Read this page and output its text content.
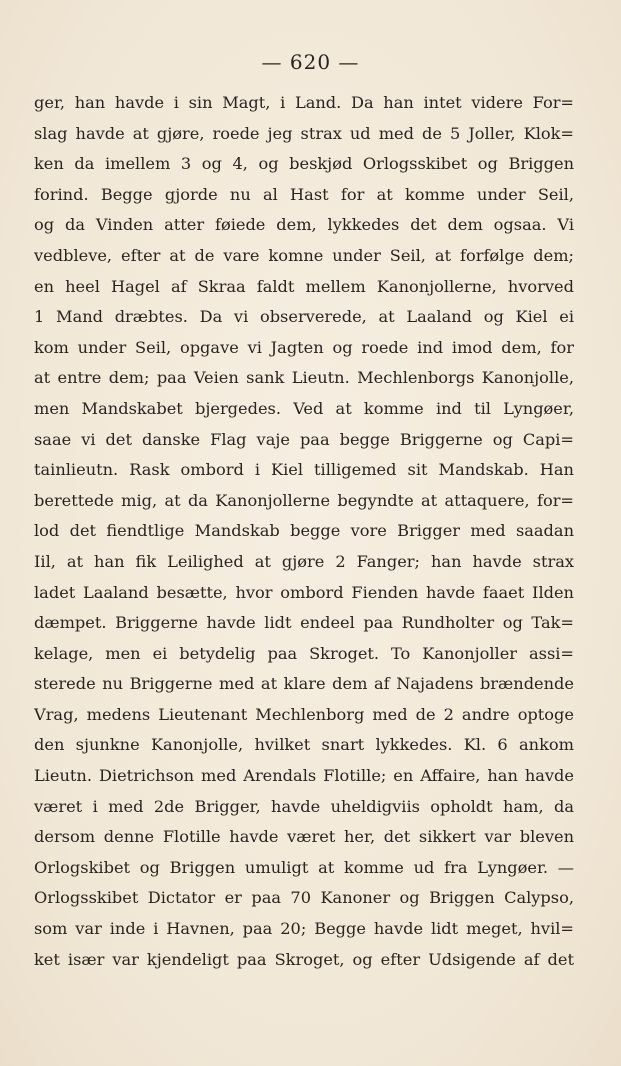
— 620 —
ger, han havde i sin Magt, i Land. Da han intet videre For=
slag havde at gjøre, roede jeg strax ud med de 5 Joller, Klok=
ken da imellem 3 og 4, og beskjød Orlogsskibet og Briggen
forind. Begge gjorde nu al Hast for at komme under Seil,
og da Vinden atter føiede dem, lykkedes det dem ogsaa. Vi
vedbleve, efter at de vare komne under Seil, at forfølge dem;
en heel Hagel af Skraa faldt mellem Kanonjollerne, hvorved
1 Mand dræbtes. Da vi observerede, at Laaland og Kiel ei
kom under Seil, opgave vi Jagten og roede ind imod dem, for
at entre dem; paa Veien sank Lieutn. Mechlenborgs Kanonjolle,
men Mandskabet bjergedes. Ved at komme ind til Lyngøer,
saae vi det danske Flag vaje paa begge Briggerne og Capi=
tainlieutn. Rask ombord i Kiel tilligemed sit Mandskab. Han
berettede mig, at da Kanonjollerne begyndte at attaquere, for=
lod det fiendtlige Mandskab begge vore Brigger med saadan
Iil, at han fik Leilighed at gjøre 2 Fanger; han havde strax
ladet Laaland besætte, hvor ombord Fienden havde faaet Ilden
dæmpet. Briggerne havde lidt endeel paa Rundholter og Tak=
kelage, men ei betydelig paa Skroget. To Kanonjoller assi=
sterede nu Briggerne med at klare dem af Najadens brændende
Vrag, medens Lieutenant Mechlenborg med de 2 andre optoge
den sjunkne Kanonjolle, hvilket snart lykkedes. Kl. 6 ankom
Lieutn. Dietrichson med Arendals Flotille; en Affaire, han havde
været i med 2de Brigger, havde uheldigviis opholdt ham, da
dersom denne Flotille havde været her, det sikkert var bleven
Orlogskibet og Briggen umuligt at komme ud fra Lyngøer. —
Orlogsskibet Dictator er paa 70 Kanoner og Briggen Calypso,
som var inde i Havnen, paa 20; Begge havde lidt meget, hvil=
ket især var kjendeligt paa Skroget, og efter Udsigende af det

•••

» TASK DESCRIPTION
Check every line for "Kiel" and show the ones that have it.

» OUTPUT OF THE TASK
1 Mand dræbtes. Da vi observerede, at Laaland og Kiel ei
tainlieutn. Rask ombord i Kiel tilligemed sit Mandskab. Han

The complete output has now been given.